PASSAGE PROVIDED

▬▬▬▬▬▬▬▬▬▬

Debug.Print MyInstr(2, "'Harry' is 'cool'", "Harry") ==> 0
Debug.Print MyInstr(2, "'Harry' is 'cool'", "is") ==> 9
Debug.Print MyInstr(1, "Harry's car is cool", "Harry") ==> 1
Code:
Public Function MyInstr(ByVal Start As Long, _
ByVal S1 As String, _
ByVal S2 As String, _
Optional ByVal Cmp As VBA.VbCompareMethod = vbBinaryCompare, _
Optional ByVal SearchQuotedContent As Boolean = False) As Long
Dim ii As Long
Dim l1 As Long
Dim l2 As Long
Dim l_Char As Integer
Dim l_InQuote As Integer
Dim l_QuoteEnd As Long
Dim l_FirstChar As Integer
Dim l_S3 As String
Dim l_Pos As Long
l1 = Len(S1)
If l1 = 0 Then Exit Function ' Can't match empty string
l2 = Len(S2)
If l2 = 0 Then Exit Function ' Can't match empty string
If l1 < l2 Then Exit Function ' Can't find a longer string in a smaller string
If Start > l1 - l2 + 1 Then Exit Function ' Can't find if start is after end of string1 less the length of string2
'--- DreamManor Added on 2019-06-08 -------------------------------------------
l_FirstChar = AscW(Left$(S2, 1))
If Cmp <> vbBinaryCompare Then
l_S3 = UCase(S2)
End If
If Start > 1 And Not SearchQuotedContent Then
l_Pos = MyInstr(1, S1, S2, Cmp, SearchQuotedContent)
If l_Pos = 0 Then Exit Function
Do While l_Pos < Start
l_Pos = MyInstr(l_Pos + 1, S1, S2, Cmp, SearchQuotedContent)

▬▬▬▬▬▬▬▬▬▬

STORED RECORDS
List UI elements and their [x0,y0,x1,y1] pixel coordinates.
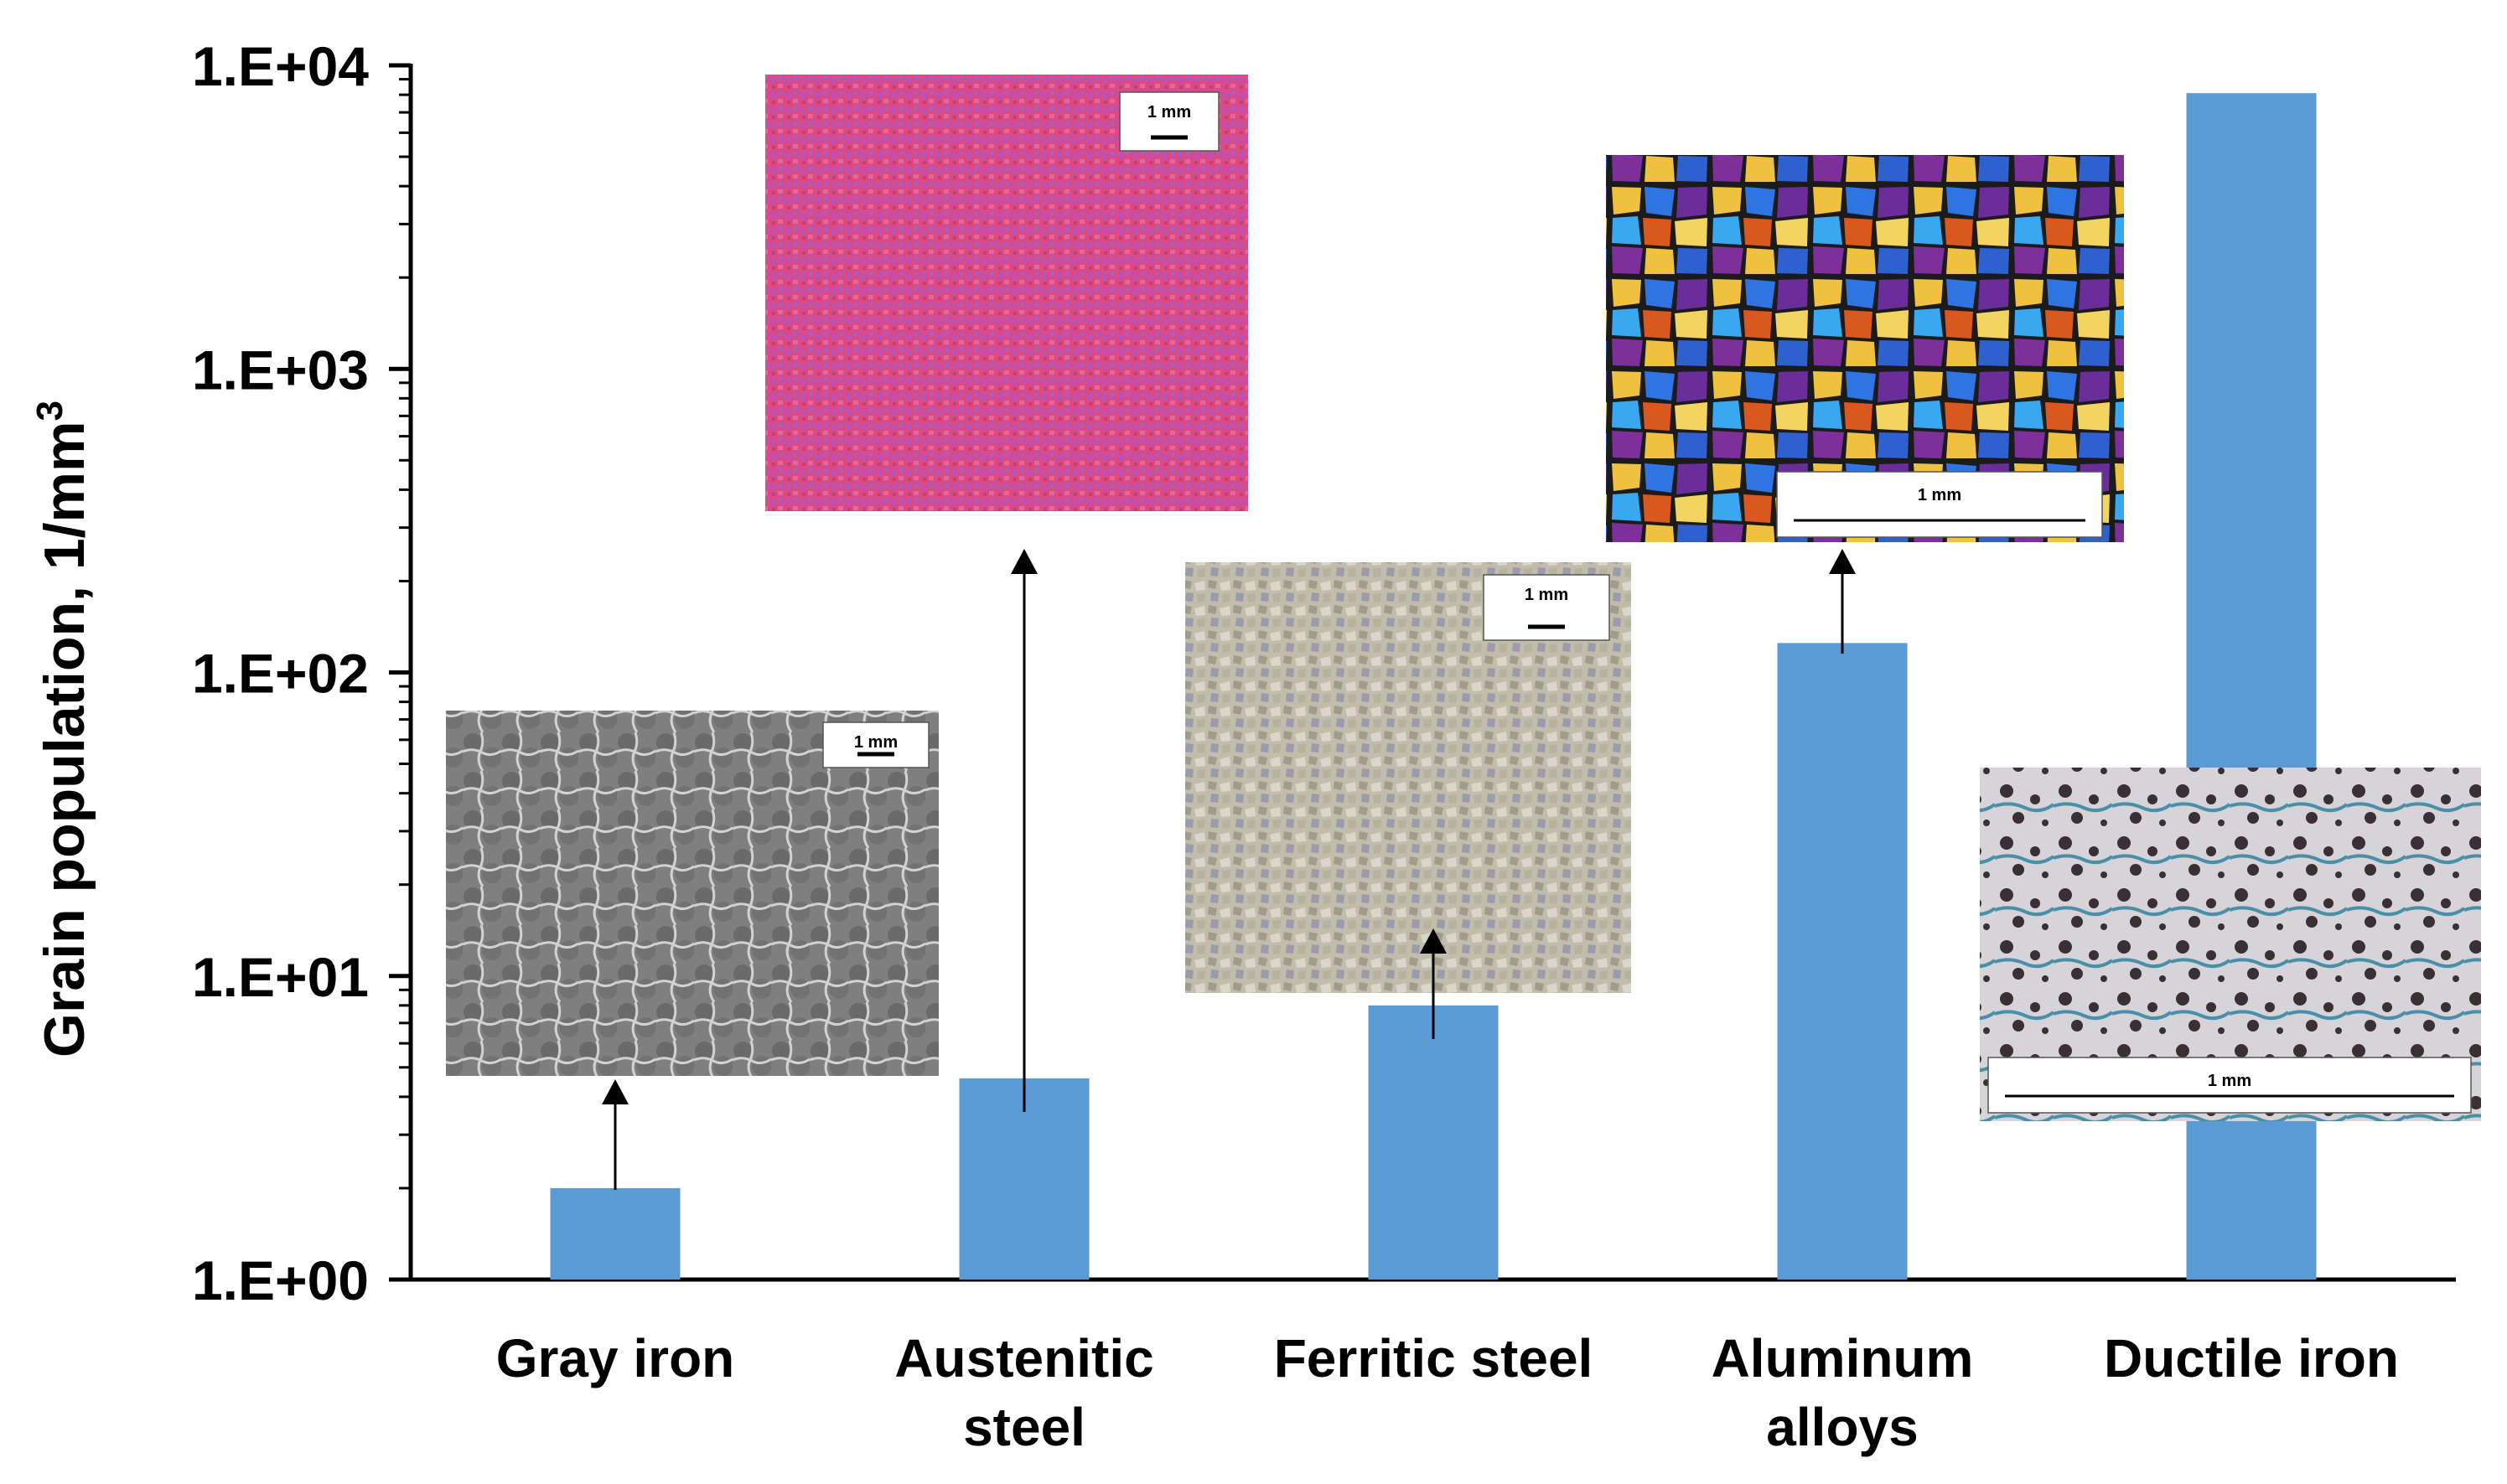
y-axis-label: Grain population, 1/mm3 [29,401,96,1057]
scale-bar: 1 mm [1119,91,1220,152]
scale-bar-label: 1 mm [1525,586,1568,604]
y-tick-labels: 1.E+00 1.E+01 1.E+02 1.E+03 1.E+04 [192,35,369,1311]
arrowhead [1829,549,1856,574]
category-label: Aluminum [1712,1328,1974,1388]
micrograph-insets: 1 mm 1 mm 1 mm 1 mm 1 mm [446,75,2481,1121]
category-label: alloys [1766,1397,1918,1457]
category-labels: Gray iron Austenitic steel Ferritic steel Al… [496,1328,2399,1457]
scale-bar-label: 1 mm [1147,103,1191,122]
ductile-iron-micrograph: 1 mm [1980,768,2481,1121]
arrows [602,549,1856,1190]
category-label: Gray iron [496,1328,735,1388]
arrowhead [1420,928,1447,954]
y-tick-label: 1.E+04 [192,35,369,97]
aluminum-alloys-micrograph: 1 mm [1606,155,2124,542]
scale-bar: 1 mm [1776,471,2103,538]
bar [1368,1005,1499,1280]
scale-bar-label: 1 mm [2208,1072,2251,1090]
category-label: Ductile iron [2104,1328,2399,1388]
scale-bar: 1 mm [1483,574,1610,641]
bar [1777,643,1908,1280]
scale-bar: 1 mm [822,721,930,768]
arrowhead [602,1079,629,1104]
y-tick-label: 1.E+02 [192,643,369,705]
y-tick-label: 1.E+00 [192,1249,369,1311]
austenitic-steel-micrograph: 1 mm [765,75,1248,511]
bar [550,1187,681,1280]
ferritic-steel-micrograph: 1 mm [1185,562,1631,993]
y-tick-label: 1.E+03 [192,339,369,401]
y-tick-label: 1.E+01 [192,946,369,1008]
scale-bar-label: 1 mm [1918,486,1961,504]
arrowhead [1011,549,1038,574]
category-label: Ferritic steel [1274,1328,1593,1388]
scale-bar-label: 1 mm [854,733,898,752]
gray-iron-micrograph: 1 mm [446,711,939,1076]
category-label: Austenitic [894,1328,1153,1388]
axes [389,63,2456,1282]
category-label: steel [963,1397,1085,1457]
scale-bar: 1 mm [1987,1057,2472,1114]
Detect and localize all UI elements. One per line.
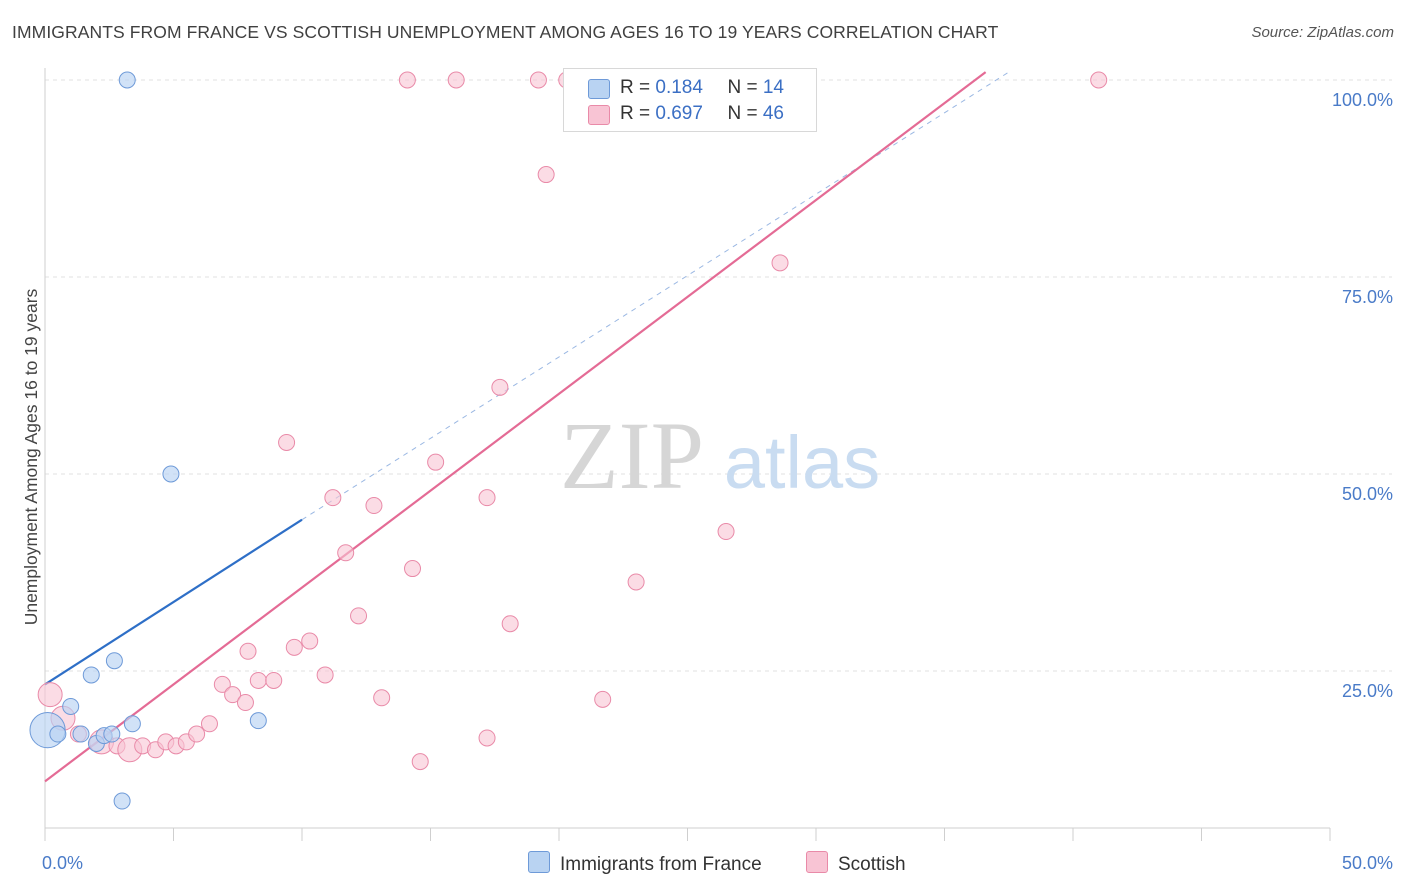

▬▬▬▬▬▬▬▬▬▬

WHAT IS ASKED
**A.** In the listing, rewrite the lines from the line with "y-axis-label: Grain population, 1/mm3" to the line with "category-label: Aluminum [1712,1328,1974,1388]", replacing "arrowhead" with "pointer" and leaving everything else unchanged.
**B.** Continue the VBA code for the MyInstr function from the point where it stops.
The VBA code excerpt and the listing were drawn from unrelated sources.

OUTPUTS
**A.**
y-axis-label: Grain population, 1/mm3 [29,401,96,1057]
scale-bar: 1 mm [1119,91,1220,152]
scale-bar-label: 1 mm [1525,586,1568,604]
y-tick-labels: 1.E+00 1.E+01 1.E+02 1.E+03 1.E+04 [192,35,369,1311]
pointer [1829,549,1856,574]
category-label: Aluminum [1712,1328,1974,1388]

**B.**
If l_Pos = 0 Then Exit Function
Loop
MyInstr = l_Pos
Exit Function
End If
'---------------------------------------------------------------------------------
l_QuoteEnd = Start ' Assume everything before Start is in quotes so we don't check it
If Not SearchQuotedContent Then
For ii = Start To l1
l_Char = AscW(Mid$(S1, ii, 1))
Select Case l_Char
Case 34, 39, 96 ' ", ', `
' Found a quote character
If l_InQuote Then
' We are already within a quoted block of text
If l_InQuote = l_Char Then
' and in a matching quote character
' So close off the quoted content run and remember the starting position of the unquoted run to come
l_InQuote = 0
l_QuoteEnd = ii + 1
End If
Else
' Entering quote - check previous non-quoted chunk to see if we have a match
l_InQuote = l_Char
If ii - l_QuoteEnd >= l2 Then
' The previous unquoted run is long enough for a possible match
MyInstr = InStr(1, Mid$(S1, l_QuoteEnd, ii - l_QuoteEnd), S2, Cmp)
If MyInstr > 0 Then
' We found a match so short-circuit
Exit For
End If
End If
End If
Case l_FirstChar
'--- DreamManor Added on 2019-06-08 -----------------
If l_InQuote = 0 Then
If Cmp = vbBinaryCompare Then
If Mid$(S1, ii, l2) = S2 Then
l_QuoteEnd = 0: MyInstr = ii: Exit For
End If
Else
If UCase(Mid$(S1, ii, l2)) = l_S3 Then
l_QuoteEnd = 0: MyInstr = ii: Exit For
End If
End If
End If
'-------------------------------------------------------
End Select
Next ii
End If
If MyInstr = 0 Then
' No match so far
If l_InQuote = 0 Then
' We're not currently in a quoted run at the end of the string, so check the remaining characters
If l1 - l_QuoteEnd + 1 >= l2 Then
' There are enough remaining characters for a possible match
MyInstr = InStr(1, Mid$(S1, l_QuoteEnd, l1 - l_QuoteEnd + 1), S2, Cmp)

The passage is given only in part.